Answer with a single number: the count of lines that hold "habe".

━━ Provided material ━━

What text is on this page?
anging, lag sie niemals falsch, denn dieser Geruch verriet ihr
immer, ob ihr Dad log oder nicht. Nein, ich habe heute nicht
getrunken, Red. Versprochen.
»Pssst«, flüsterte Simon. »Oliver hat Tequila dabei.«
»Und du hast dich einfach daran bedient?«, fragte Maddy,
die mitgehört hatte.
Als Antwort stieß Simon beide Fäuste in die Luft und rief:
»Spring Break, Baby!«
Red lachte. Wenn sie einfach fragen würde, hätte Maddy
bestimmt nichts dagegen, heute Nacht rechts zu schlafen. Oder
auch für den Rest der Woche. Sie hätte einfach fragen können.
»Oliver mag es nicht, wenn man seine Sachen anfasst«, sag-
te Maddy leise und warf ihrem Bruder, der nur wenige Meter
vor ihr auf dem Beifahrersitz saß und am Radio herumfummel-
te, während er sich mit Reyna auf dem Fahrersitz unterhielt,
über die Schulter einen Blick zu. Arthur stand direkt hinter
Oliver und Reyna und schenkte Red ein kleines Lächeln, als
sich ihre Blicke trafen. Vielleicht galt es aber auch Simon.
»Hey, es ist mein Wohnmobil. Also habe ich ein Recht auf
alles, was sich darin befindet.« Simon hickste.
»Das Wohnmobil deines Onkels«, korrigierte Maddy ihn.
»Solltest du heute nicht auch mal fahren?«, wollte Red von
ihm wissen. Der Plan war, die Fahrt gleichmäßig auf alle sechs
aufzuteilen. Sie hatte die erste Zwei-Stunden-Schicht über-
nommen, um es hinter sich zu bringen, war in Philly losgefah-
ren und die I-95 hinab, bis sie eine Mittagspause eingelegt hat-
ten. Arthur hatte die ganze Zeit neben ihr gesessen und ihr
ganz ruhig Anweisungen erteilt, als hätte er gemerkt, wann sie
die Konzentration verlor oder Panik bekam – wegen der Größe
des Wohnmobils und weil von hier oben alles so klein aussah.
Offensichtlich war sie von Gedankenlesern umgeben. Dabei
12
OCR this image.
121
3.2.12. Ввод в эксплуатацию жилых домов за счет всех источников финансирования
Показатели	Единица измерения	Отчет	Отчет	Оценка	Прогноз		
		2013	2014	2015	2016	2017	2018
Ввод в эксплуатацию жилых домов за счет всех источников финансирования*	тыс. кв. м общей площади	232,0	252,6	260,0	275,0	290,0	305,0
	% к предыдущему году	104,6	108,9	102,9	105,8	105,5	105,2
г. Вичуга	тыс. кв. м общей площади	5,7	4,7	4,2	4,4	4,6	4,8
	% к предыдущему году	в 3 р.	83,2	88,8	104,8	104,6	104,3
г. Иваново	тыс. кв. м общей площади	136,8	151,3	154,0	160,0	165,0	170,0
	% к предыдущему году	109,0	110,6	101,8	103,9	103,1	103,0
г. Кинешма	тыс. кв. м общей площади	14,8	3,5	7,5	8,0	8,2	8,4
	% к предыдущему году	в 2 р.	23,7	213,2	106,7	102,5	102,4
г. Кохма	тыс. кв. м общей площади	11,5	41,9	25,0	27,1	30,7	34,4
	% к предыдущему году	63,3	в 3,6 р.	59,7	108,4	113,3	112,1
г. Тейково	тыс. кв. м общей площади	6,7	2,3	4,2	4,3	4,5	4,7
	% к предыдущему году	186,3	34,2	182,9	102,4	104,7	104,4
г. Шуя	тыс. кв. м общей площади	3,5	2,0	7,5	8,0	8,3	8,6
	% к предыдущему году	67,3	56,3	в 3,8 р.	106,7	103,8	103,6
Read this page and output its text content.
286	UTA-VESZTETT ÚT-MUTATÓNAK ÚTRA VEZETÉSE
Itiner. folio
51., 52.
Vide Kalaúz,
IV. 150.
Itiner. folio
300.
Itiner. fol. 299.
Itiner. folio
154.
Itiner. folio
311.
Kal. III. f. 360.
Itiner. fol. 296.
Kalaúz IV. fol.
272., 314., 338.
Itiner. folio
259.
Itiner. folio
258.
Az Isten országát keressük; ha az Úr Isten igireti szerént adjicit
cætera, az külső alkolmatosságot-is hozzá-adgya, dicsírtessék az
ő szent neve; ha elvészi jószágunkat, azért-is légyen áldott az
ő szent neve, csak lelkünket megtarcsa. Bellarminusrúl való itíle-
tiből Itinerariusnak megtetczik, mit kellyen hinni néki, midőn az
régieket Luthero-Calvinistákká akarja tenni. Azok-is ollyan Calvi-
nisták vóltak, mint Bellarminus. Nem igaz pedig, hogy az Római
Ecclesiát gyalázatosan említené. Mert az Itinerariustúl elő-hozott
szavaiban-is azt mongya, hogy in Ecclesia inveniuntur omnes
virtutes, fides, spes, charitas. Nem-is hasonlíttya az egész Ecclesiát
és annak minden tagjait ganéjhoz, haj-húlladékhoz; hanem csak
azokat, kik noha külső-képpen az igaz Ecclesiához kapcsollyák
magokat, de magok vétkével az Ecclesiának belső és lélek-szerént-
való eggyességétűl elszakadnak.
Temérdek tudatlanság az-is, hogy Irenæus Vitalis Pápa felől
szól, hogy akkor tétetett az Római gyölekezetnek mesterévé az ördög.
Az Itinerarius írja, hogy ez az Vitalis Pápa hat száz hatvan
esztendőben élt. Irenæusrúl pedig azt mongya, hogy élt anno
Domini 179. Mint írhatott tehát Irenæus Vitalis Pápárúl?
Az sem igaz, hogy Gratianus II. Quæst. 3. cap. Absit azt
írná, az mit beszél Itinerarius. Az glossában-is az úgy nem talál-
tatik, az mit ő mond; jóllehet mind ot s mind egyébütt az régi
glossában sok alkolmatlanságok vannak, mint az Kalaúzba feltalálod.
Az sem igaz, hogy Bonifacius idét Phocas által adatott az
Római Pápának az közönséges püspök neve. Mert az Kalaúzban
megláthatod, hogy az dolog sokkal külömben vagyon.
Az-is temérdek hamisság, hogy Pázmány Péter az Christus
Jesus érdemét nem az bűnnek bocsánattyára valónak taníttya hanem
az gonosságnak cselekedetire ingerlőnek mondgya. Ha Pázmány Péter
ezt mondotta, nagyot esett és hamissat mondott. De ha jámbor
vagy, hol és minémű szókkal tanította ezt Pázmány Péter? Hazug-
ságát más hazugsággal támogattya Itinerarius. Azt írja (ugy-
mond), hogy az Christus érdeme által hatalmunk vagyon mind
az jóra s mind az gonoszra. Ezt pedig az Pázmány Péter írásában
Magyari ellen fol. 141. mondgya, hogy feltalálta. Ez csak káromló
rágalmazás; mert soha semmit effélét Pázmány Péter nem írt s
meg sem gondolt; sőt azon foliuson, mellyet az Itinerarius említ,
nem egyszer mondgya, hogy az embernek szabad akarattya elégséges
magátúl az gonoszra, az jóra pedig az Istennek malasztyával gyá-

━━━

Task output – 2